* begin *

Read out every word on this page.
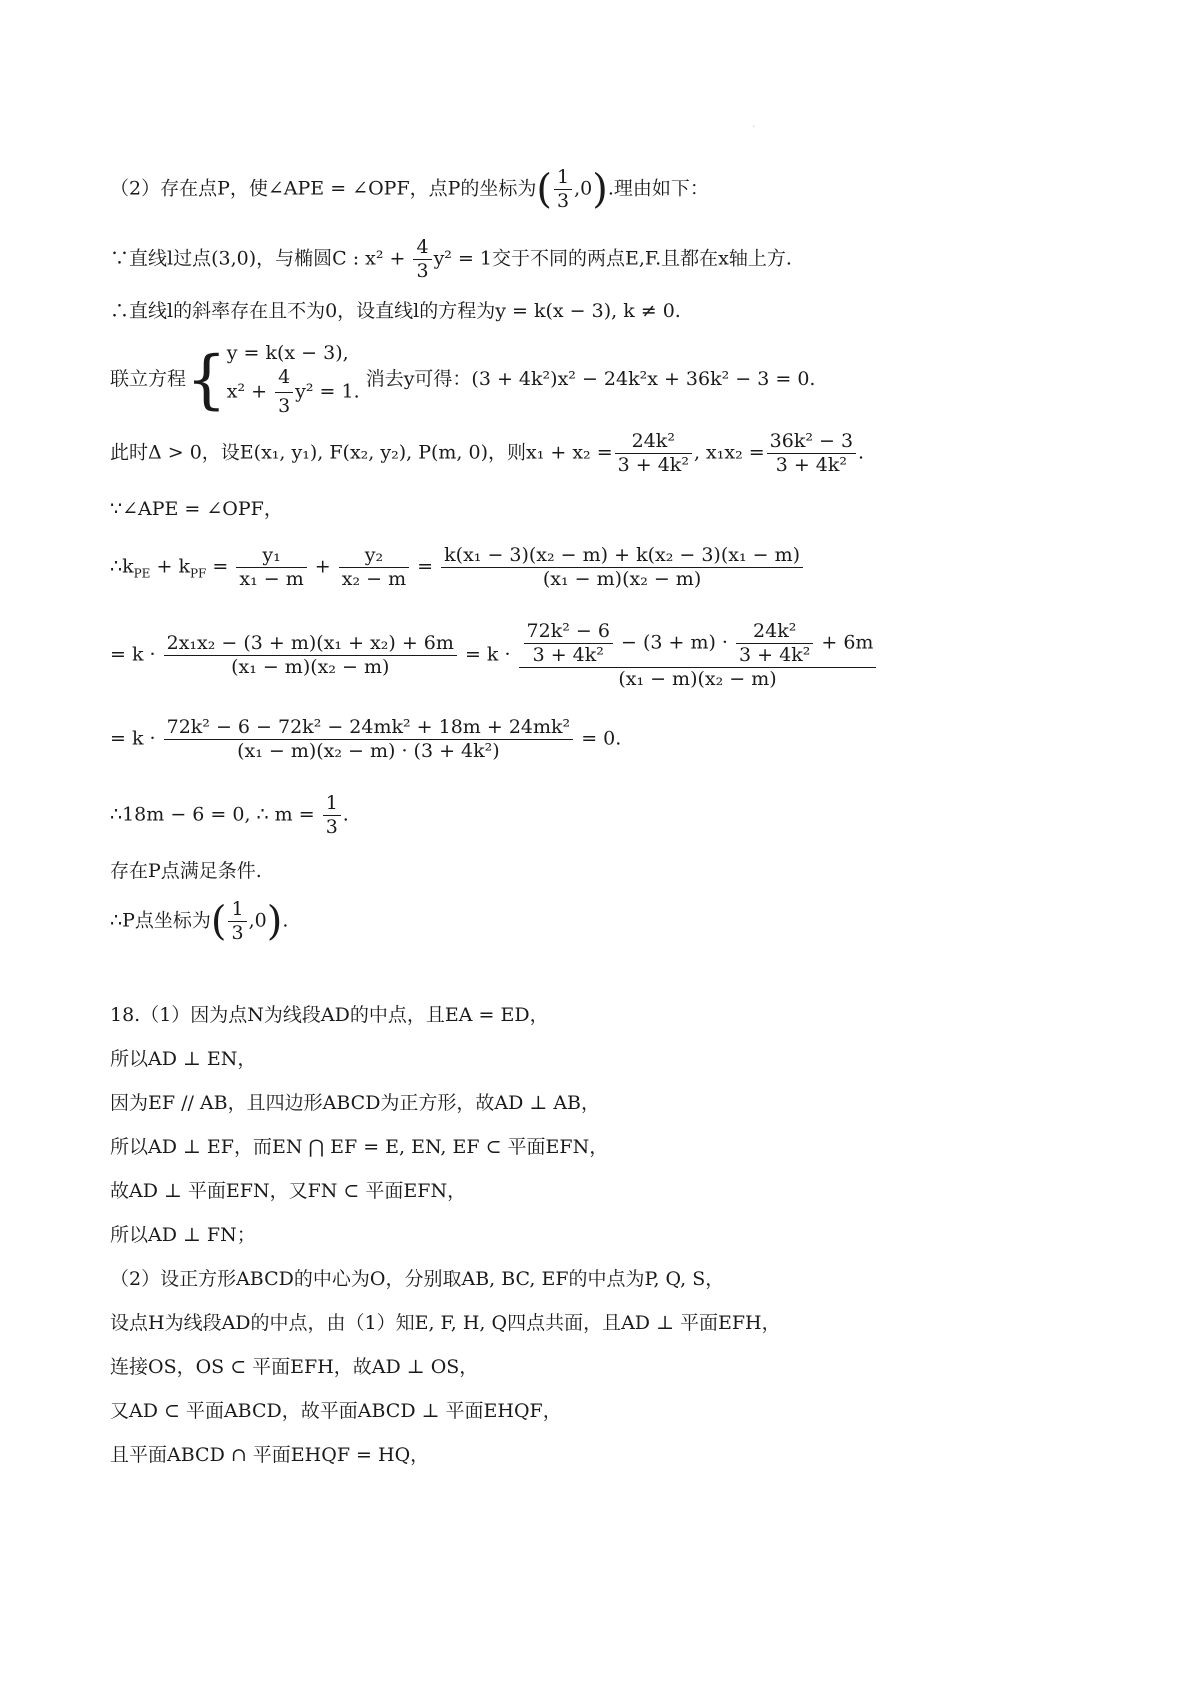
·
（2）存在点P，使∠APE = ∠OPF，点P的坐标为( $\frac{1}{3} ,0$).理由如下：
∵直线l过点(3,0)，与椭圆C : $x^2 + \frac{4}{3} y^2 = 1$交于不同的两点E,F.且都在x轴上方.
∴直线l的斜率存在且不为0，设直线l的方程为y = k(x − 3), k ≠ 0.
联立方程{ y = k(x − 3),
$x^2 + \frac{4}{3} y^2 = 1$.
消去y可得：(3 + 4k²)x² − 24k²x + 36k² − 3 = 0.
此时Δ > 0，设E(x₁, y₁), F(x₂, y₂), P(m, 0)，则$x_1 + x_2 = \frac{\text{24k²}}{\text{3 + 4k²}}$ , $x_1x_2 = \frac{\text{36k² − 3}}{\text{3 + 4k²}}$ .
∵∠APE = ∠OPF，
$\therefore k_{PE} + k_{PF} = \frac{\text{y₁}}{\text{x₁ − m}} + \frac{\text{y₂}}{\text{x₂ − m}} = \frac{\text{k(x₁ − 3)(x₂ − m) + k(x₂ − 3)(x₁ − m)}}{\text{(x₁ − m)(x₂ − m)}}$
= $k \cdot \frac{\text{2x₁x₂ − (3 + m)(x₁ + x₂) + 6m}}{\text{(x₁ − m)(x₂ − m)}} = k \cdot \frac{\text{72k² − 6}}{\text{3 + 4k²}} - (3 + m) \cdot \frac{\text{24k²}}{\text{3 + 4k²}} + 6m$
(x₁ − m)(x₂ − m)
= $k \cdot \frac{\text{72k² − 6 − 72k² − 24mk² + 18m + 24mk²}}{\text{(x₁ − m)(x₂ − m) · (3 + 4k²)}} = 0$.
∴18m − 6 = 0, ∴ $m = \frac{1}{3}$ .
存在P点满足条件.
∴P点坐标为( $\frac{1}{3} ,0$).
18.（1）因为点N为线段AD的中点，且EA = ED，
所以AD ⊥ EN，
因为EF // AB，且四边形ABCD为正方形，故AD ⊥ AB，
所以AD ⊥ EF，而EN ⋂ EF = E, EN, EF ⊂ 平面EFN，
故AD ⊥ 平面EFN，又FN ⊂ 平面EFN，
所以AD ⊥ FN；
（2）设正方形ABCD的中心为O，分别取AB, BC, EF的中点为P, Q, S，
设点H为线段AD的中点，由（1）知E, F, H, Q四点共面，且AD ⊥ 平面EFH，
连接OS，OS ⊂ 平面EFH，故AD ⊥ OS，
又AD ⊂ 平面ABCD，故平面ABCD ⊥ 平面EHQF，
且平面ABCD ∩ 平面EHQF = HQ，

* end *

> **DIRECTIONS FOR THIS TASK**: Using the listing, copy every line where the word "cdot" shows up.

> **RESULT OF THE TASK**:
= $k \cdot \frac{\text{2x₁x₂ − (3 + m)(x₁ + x₂) + 6m}}{\text{(x₁ − m)(x₂ − m)}} = k \cdot \frac{\text{72k² − 6}}{\text{3 + 4k²}} - (3 + m) \cdot \frac{\text{24k²}}{\text{3 + 4k²}} + 6m$
= $k \cdot \frac{\text{72k² − 6 − 72k² − 24mk² + 18m + 24mk²}}{\text{(x₁ − m)(x₂ − m) · (3 + 4k²)}} = 0$.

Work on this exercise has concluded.